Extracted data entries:
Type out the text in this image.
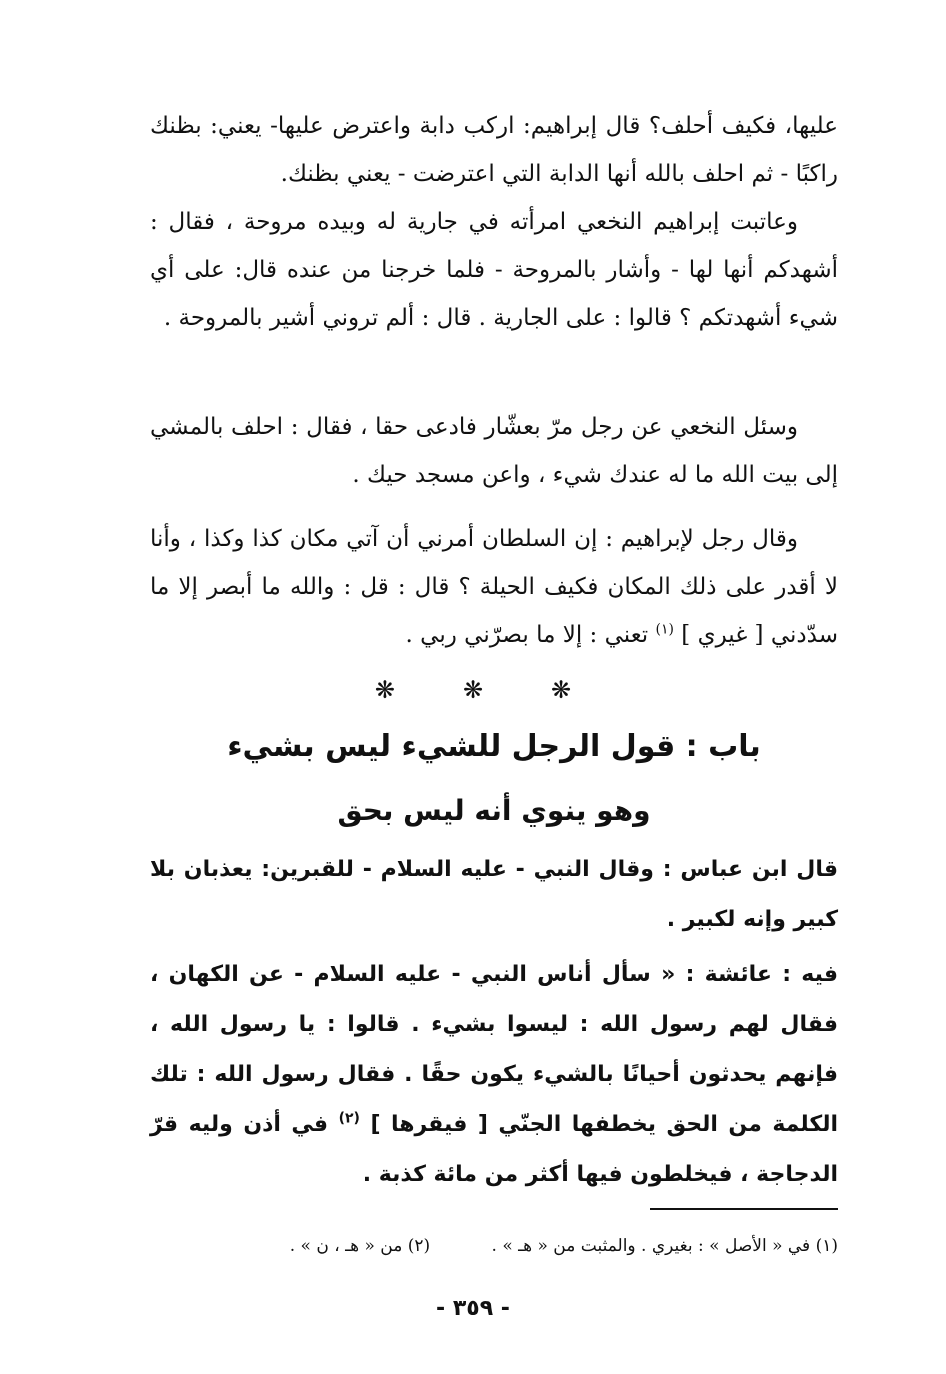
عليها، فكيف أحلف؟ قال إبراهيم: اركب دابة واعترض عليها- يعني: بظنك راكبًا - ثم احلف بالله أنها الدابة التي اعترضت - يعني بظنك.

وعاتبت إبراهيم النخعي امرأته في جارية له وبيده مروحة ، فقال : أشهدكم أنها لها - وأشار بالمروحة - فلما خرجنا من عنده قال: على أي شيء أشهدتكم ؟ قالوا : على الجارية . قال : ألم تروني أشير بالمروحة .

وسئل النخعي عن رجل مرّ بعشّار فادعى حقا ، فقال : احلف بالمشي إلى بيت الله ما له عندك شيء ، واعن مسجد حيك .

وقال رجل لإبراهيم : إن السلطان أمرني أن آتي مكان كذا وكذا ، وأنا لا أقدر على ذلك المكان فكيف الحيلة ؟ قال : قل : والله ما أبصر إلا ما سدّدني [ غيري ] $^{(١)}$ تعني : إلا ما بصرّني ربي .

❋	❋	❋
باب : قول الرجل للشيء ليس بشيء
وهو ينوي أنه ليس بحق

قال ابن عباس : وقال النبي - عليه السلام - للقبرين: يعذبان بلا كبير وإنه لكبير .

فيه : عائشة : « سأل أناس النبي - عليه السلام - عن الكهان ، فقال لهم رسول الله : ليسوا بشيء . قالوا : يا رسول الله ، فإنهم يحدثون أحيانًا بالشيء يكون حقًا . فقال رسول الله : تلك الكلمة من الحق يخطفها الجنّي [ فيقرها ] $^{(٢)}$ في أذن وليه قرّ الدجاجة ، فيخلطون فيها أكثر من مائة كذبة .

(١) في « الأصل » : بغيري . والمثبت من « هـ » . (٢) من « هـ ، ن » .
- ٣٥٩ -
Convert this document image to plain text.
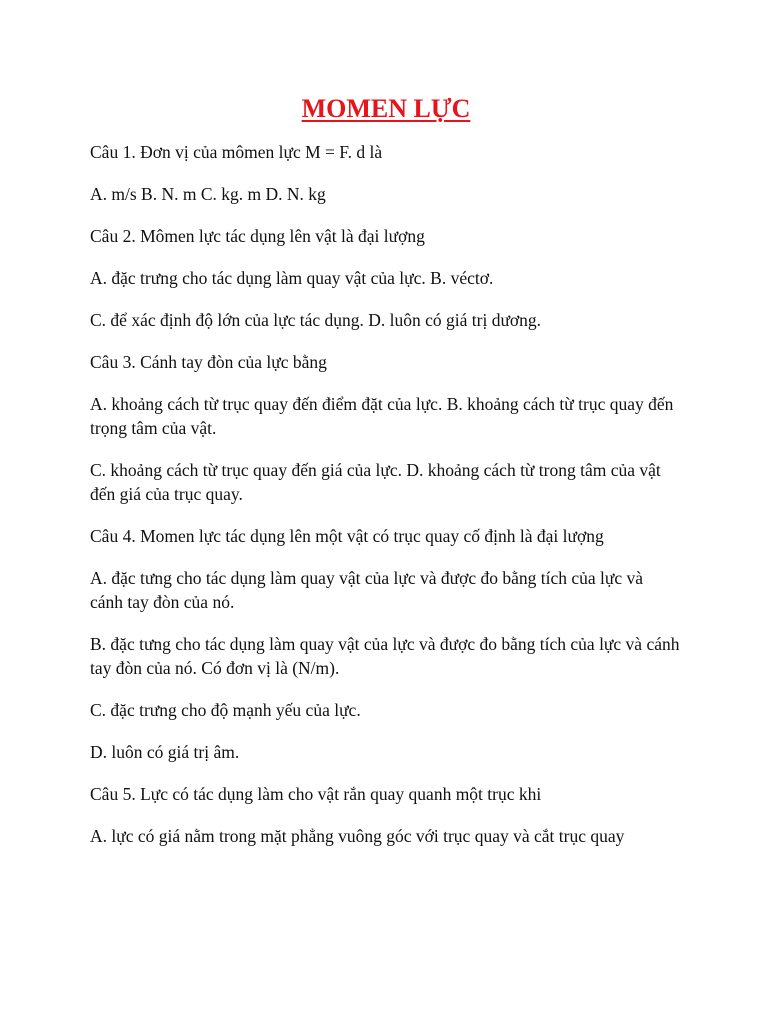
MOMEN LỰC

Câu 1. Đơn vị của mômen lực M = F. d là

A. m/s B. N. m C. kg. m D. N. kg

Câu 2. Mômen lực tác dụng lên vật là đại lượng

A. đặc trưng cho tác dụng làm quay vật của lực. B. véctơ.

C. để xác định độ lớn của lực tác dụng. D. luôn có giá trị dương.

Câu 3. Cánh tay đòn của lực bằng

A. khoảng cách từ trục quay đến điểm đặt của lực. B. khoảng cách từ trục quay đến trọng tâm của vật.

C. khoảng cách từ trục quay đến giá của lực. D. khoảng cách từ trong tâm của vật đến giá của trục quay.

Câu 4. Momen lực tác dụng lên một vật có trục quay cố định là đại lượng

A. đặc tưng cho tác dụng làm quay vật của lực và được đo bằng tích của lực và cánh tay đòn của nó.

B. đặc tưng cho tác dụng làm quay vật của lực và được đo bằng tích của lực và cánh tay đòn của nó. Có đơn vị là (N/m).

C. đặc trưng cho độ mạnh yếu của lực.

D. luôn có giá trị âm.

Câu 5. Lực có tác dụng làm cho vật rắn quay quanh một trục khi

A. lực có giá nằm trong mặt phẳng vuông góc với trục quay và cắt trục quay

--

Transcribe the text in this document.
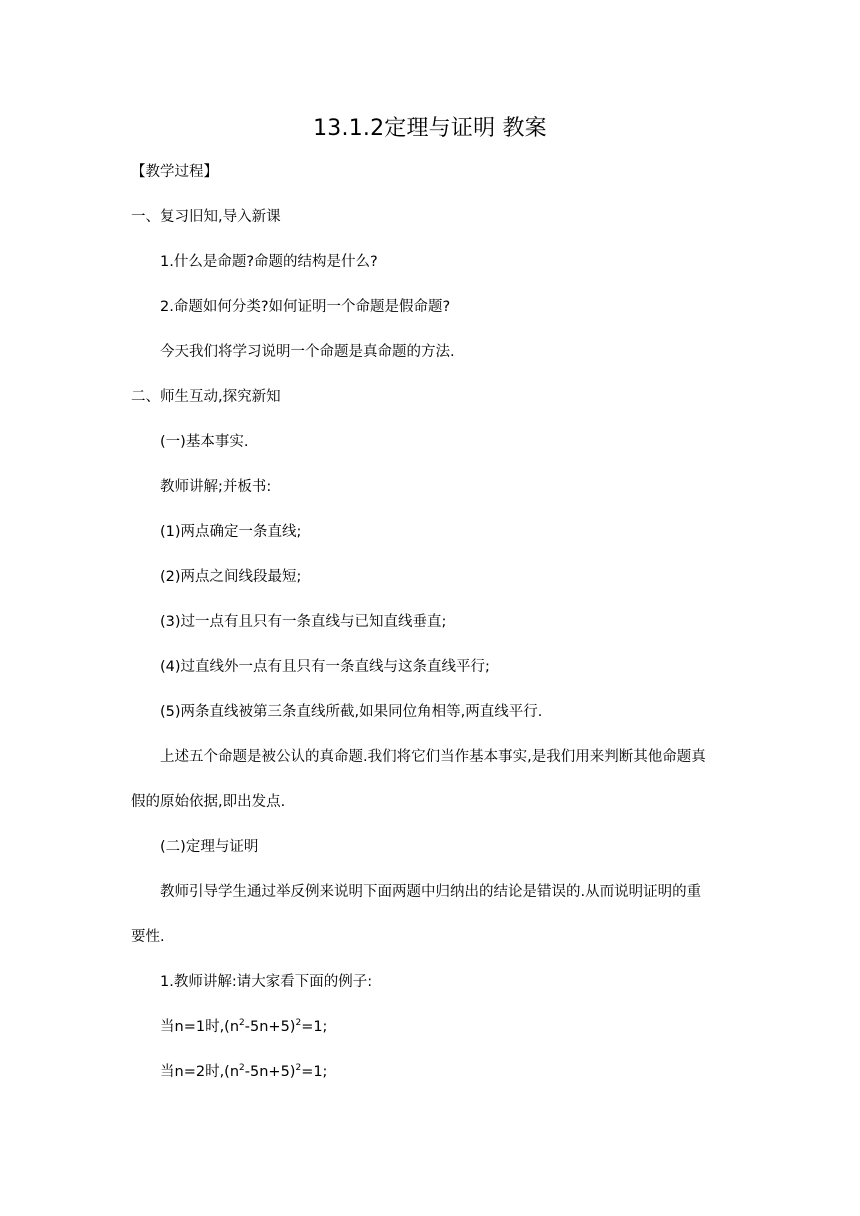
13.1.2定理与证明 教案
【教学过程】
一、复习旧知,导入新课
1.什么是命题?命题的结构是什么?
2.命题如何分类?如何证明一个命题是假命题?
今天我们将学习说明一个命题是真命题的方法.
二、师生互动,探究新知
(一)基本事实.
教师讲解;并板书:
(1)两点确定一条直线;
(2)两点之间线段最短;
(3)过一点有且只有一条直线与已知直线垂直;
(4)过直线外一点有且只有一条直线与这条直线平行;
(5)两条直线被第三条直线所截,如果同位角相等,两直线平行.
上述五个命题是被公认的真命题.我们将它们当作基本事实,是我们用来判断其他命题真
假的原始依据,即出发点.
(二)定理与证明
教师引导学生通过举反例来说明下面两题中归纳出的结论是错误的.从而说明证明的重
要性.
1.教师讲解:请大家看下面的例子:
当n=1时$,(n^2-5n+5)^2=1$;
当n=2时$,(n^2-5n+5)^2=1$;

The request
Of the lines in the material, how many include "احلف"? Respond with the number alone.

Written reply
2